Pull out every line below containing the word "role".

Start of Data rows

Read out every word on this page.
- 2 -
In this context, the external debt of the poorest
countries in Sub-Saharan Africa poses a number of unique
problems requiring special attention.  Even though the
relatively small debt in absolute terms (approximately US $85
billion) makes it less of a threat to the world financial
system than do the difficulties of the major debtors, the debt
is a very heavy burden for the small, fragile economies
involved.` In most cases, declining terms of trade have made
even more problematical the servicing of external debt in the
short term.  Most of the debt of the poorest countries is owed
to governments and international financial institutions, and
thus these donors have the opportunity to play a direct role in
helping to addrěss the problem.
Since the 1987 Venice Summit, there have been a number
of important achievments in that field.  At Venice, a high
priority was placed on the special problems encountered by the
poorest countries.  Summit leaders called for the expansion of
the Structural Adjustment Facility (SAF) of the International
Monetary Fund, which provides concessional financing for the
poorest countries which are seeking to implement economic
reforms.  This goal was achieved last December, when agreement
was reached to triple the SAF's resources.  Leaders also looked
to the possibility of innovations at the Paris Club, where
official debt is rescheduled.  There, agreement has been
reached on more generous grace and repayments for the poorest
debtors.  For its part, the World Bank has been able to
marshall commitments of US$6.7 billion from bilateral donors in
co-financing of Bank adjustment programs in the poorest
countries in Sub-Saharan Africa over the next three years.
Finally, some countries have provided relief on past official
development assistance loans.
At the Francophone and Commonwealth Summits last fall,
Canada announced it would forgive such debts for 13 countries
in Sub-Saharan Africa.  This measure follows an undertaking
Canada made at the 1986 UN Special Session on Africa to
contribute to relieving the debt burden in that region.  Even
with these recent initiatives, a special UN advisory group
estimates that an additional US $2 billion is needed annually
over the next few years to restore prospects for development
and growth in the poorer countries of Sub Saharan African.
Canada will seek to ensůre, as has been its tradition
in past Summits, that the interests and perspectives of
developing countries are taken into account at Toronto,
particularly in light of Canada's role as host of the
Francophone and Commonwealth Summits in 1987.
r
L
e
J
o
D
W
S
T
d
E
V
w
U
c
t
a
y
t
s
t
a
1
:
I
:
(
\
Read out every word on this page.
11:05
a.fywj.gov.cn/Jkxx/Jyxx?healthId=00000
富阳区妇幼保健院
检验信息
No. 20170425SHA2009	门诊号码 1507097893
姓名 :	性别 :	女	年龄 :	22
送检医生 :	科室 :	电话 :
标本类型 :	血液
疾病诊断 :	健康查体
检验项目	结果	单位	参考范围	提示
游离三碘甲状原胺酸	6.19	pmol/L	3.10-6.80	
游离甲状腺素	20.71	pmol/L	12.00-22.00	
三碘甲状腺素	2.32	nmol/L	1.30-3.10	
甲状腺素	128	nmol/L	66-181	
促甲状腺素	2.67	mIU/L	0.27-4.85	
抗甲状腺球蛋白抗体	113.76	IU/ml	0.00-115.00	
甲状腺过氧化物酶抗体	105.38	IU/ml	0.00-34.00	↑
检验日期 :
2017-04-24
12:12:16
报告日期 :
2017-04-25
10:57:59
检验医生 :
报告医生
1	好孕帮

End of Data rows

[The response]:
thus these donors have the opportunity to play a direct role in
particularly in light of Canada's role as host of the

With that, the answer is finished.